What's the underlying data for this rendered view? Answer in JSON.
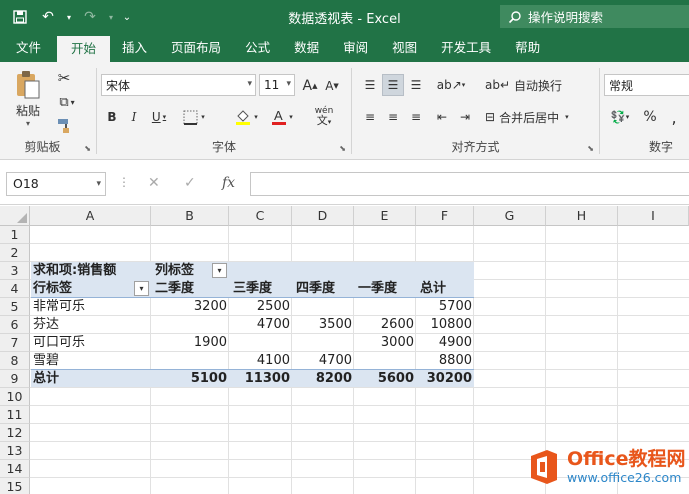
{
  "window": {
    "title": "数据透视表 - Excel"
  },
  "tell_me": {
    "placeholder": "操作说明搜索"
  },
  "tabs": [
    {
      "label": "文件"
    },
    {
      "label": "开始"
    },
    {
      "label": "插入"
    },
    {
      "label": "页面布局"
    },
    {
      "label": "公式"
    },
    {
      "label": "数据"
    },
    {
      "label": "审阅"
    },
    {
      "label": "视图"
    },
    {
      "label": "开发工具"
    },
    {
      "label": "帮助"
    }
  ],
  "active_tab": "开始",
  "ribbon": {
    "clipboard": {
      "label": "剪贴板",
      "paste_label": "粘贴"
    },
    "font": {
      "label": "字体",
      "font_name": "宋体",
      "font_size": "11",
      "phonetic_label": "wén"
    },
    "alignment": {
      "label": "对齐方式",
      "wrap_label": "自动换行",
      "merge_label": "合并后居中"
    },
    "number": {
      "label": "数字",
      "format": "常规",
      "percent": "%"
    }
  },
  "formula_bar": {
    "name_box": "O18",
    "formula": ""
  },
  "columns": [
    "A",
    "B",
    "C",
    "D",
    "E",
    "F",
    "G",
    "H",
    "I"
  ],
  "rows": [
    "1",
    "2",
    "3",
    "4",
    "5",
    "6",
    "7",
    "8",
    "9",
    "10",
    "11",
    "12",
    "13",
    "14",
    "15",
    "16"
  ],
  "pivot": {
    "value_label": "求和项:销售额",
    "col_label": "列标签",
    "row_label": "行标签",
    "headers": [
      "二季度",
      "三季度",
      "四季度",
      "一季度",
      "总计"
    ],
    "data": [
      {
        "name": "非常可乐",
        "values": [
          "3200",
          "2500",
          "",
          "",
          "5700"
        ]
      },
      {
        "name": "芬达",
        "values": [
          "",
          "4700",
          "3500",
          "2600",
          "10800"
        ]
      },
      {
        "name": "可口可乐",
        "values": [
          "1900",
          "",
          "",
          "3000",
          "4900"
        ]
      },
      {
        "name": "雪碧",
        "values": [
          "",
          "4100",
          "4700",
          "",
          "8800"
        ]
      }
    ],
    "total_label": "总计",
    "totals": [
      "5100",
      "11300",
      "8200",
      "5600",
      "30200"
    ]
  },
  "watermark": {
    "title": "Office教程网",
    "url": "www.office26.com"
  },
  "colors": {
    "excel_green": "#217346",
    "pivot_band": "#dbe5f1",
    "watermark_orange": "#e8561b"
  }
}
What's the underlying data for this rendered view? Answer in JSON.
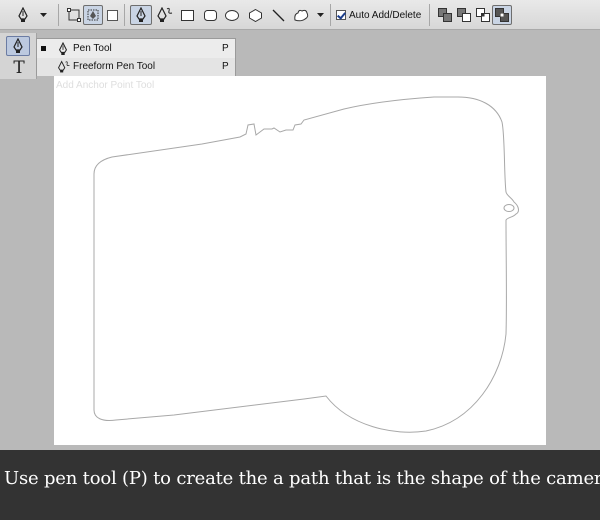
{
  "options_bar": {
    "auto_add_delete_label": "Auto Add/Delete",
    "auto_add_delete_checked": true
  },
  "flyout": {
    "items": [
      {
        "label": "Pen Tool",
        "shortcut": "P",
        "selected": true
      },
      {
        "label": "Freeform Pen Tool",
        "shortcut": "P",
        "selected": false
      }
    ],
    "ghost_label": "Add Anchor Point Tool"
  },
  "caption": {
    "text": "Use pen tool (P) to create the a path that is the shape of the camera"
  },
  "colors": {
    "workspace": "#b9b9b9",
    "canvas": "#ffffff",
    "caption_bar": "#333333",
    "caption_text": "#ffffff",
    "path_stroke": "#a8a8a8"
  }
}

◇ ◇ ◇ ◇ ◇

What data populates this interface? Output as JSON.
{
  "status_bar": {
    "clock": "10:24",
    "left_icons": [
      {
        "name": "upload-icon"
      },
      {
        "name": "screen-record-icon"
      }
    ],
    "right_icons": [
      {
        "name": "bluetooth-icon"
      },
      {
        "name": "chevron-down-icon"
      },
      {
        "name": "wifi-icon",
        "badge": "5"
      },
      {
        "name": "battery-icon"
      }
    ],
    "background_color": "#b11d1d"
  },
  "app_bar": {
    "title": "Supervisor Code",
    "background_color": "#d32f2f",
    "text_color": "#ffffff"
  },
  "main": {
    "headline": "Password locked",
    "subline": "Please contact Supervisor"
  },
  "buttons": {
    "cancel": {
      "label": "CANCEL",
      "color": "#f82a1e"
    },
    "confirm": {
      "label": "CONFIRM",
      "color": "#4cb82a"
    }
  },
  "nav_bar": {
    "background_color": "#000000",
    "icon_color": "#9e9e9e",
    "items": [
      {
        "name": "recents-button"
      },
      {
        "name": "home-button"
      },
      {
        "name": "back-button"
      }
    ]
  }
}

◇ ◇ ◇ ◇ ◇

Scan the material above. Extract every line in which the word "data" occurs.

What's the underlying data for this rendered view? Answer in JSON.
    "data": [
What's the underlying data for this rendered view? Answer in JSON.
What data populates this interface? Output as JSON.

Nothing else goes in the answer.